### JOB
Provide an exact transcription of all the records.

── STORED DATA ──

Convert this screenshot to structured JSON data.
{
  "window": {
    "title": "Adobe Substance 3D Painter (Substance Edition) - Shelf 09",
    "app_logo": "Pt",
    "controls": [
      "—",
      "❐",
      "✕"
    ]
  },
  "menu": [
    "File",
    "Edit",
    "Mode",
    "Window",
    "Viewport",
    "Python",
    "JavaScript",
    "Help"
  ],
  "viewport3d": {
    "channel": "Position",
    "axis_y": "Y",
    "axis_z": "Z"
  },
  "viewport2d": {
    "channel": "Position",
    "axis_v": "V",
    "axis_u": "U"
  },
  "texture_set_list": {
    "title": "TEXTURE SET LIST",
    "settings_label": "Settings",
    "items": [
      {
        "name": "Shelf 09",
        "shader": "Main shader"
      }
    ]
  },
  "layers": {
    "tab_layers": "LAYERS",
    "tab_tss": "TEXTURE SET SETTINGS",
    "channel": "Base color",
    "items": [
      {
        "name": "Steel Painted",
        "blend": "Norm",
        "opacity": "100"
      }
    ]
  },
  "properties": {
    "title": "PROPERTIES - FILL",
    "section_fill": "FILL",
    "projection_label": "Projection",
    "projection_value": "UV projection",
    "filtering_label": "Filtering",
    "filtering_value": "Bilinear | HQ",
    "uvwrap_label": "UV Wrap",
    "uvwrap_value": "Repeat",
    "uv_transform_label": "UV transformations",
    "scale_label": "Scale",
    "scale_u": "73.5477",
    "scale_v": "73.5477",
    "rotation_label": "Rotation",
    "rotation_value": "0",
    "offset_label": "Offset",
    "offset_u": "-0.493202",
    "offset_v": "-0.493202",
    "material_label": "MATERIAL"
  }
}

───

### ANSWER BELOW
Convert this screenshot to structured JSON data.
{
  "window": {
    "title": "Adobe Substance 3D Painter (Substance Edition) - Shelf 09",
    "app_logo": "Pt",
    "controls": [
      "—",
      "❐",
      "✕"
    ]
  },
  "menu": [
    "File",
    "Edit",
    "Mode",
    "Window",
    "Viewport",
    "Python",
    "JavaScript",
    "Help"
  ],
  "viewport3d": {
    "channel": "Position",
    "axis_y": "Y",
    "axis_z": "Z"
  },
  "viewport2d": {
    "channel": "Position",
    "axis_v": "V",
    "axis_u": "U"
  },
  "texture_set_list": {
    "title": "TEXTURE SET LIST",
    "settings_label": "Settings",
    "items": [
      {
        "name": "Shelf 09",
        "shader": "Main shader"
      }
    ]
  },
  "layers": {
    "tab_layers": "LAYERS",
    "tab_tss": "TEXTURE SET SETTINGS",
    "channel": "Base color",
    "items": [
      {
        "name": "Steel Painted",
        "blend": "Norm",
        "opacity": "100"
      }
    ]
  },
  "properties": {
    "title": "PROPERTIES - FILL",
    "section_fill": "FILL",
    "projection_label": "Projection",
    "projection_value": "UV projection",
    "filtering_label": "Filtering",
    "filtering_value": "Bilinear | HQ",
    "uvwrap_label": "UV Wrap",
    "uvwrap_value": "Repeat",
    "uv_transform_label": "UV transformations",
    "scale_label": "Scale",
    "scale_u": "73.5477",
    "scale_v": "73.5477",
    "rotation_label": "Rotation",
    "rotation_value": "0",
    "offset_label": "Offset",
    "offset_u": "-0.493202",
    "offset_v": "-0.493202",
    "material_label": "MATERIAL"
  }
}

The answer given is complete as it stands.